Set exercise: Take each line containing "hoạt" and report it exactly as written.

Data extract:
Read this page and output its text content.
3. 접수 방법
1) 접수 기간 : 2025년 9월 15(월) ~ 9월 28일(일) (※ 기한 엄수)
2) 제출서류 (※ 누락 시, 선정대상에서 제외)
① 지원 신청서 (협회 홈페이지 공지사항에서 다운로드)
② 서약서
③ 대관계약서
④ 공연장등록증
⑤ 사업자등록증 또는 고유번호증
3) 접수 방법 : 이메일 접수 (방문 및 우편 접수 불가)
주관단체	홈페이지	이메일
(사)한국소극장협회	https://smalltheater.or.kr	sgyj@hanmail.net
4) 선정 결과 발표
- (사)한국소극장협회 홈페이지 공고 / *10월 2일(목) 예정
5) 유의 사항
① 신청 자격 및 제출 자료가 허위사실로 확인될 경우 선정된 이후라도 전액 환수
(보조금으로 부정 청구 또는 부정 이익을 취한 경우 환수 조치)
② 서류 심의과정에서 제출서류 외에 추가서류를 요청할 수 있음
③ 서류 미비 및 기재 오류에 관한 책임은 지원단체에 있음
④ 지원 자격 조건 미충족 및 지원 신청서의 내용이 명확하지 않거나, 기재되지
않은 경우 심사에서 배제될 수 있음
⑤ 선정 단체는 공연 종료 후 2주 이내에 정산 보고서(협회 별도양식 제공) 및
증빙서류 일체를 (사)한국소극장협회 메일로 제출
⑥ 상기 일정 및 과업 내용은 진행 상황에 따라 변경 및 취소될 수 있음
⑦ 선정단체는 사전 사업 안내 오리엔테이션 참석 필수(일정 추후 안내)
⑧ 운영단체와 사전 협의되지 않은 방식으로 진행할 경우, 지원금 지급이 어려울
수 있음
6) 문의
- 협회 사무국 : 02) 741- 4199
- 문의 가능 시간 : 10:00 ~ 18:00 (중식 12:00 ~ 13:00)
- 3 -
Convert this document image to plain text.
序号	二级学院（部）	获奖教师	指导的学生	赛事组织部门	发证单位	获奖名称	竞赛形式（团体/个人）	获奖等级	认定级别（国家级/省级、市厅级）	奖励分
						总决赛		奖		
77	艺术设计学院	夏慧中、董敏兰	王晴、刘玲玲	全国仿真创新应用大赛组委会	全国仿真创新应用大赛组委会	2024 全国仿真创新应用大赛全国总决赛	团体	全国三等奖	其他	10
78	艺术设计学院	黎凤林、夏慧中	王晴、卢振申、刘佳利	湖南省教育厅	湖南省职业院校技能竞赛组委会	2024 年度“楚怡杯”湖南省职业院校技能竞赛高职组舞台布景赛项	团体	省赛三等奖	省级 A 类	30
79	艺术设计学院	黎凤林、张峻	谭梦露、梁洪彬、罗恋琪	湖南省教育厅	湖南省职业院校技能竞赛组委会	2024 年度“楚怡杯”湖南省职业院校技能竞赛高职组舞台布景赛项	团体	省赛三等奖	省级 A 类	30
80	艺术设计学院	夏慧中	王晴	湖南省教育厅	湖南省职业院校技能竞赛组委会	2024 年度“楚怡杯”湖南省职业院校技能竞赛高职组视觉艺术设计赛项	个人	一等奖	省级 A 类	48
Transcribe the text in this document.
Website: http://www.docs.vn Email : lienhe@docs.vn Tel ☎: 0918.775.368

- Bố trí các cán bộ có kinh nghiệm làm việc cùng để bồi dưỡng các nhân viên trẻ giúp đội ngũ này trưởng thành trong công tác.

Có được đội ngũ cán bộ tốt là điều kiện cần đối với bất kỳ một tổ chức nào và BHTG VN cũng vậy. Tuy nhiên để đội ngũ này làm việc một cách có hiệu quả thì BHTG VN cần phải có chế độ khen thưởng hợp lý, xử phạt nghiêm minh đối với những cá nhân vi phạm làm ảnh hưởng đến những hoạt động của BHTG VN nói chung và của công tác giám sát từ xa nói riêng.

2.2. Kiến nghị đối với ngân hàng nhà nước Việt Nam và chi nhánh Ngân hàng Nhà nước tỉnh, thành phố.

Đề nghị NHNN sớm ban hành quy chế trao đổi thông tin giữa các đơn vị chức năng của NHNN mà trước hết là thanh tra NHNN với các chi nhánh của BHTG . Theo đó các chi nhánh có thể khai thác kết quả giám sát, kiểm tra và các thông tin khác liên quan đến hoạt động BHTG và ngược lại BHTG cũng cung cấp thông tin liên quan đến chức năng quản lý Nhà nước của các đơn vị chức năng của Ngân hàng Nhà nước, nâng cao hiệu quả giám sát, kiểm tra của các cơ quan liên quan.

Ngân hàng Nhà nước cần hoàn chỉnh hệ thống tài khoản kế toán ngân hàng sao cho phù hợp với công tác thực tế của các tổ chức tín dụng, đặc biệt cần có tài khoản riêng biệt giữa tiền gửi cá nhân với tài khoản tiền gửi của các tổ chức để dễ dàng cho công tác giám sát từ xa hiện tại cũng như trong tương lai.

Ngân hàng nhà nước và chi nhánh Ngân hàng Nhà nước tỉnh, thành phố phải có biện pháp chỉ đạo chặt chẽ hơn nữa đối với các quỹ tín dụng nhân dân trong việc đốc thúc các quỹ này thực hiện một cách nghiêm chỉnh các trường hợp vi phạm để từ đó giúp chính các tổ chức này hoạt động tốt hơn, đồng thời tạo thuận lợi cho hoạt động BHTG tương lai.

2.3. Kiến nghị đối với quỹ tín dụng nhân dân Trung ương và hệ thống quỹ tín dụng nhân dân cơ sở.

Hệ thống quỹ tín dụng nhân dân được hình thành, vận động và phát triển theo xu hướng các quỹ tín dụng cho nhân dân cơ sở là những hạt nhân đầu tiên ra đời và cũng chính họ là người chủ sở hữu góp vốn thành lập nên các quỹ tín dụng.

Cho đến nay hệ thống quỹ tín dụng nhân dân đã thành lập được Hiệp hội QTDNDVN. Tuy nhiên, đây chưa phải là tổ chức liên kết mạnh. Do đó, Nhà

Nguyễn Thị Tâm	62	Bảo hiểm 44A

Completed task:
Có được đội ngũ cán bộ tốt là điều kiện cần đối với bất kỳ một tổ chức nào và BHTG VN cũng vậy. Tuy nhiên để đội ngũ này làm việc một cách có hiệu quả thì BHTG VN cần phải có chế độ khen thưởng hợp lý, xử phạt nghiêm minh đối với những cá nhân vi phạm làm ảnh hưởng đến những hoạt động của BHTG VN nói chung và của công tác giám sát từ xa nói riêng.
Đề nghị NHNN sớm ban hành quy chế trao đổi thông tin giữa các đơn vị chức năng của NHNN mà trước hết là thanh tra NHNN với các chi nhánh của BHTG . Theo đó các chi nhánh có thể khai thác kết quả giám sát, kiểm tra và các thông tin khác liên quan đến hoạt động BHTG và ngược lại BHTG cũng cung cấp thông tin liên quan đến chức năng quản lý Nhà nước của các đơn vị chức năng của Ngân hàng Nhà nước, nâng cao hiệu quả giám sát, kiểm tra của các cơ quan liên quan.
Ngân hàng nhà nước và chi nhánh Ngân hàng Nhà nước tỉnh, thành phố phải có biện pháp chỉ đạo chặt chẽ hơn nữa đối với các quỹ tín dụng nhân dân trong việc đốc thúc các quỹ này thực hiện một cách nghiêm chỉnh các trường hợp vi phạm để từ đó giúp chính các tổ chức này hoạt động tốt hơn, đồng thời tạo thuận lợi cho hoạt động BHTG tương lai.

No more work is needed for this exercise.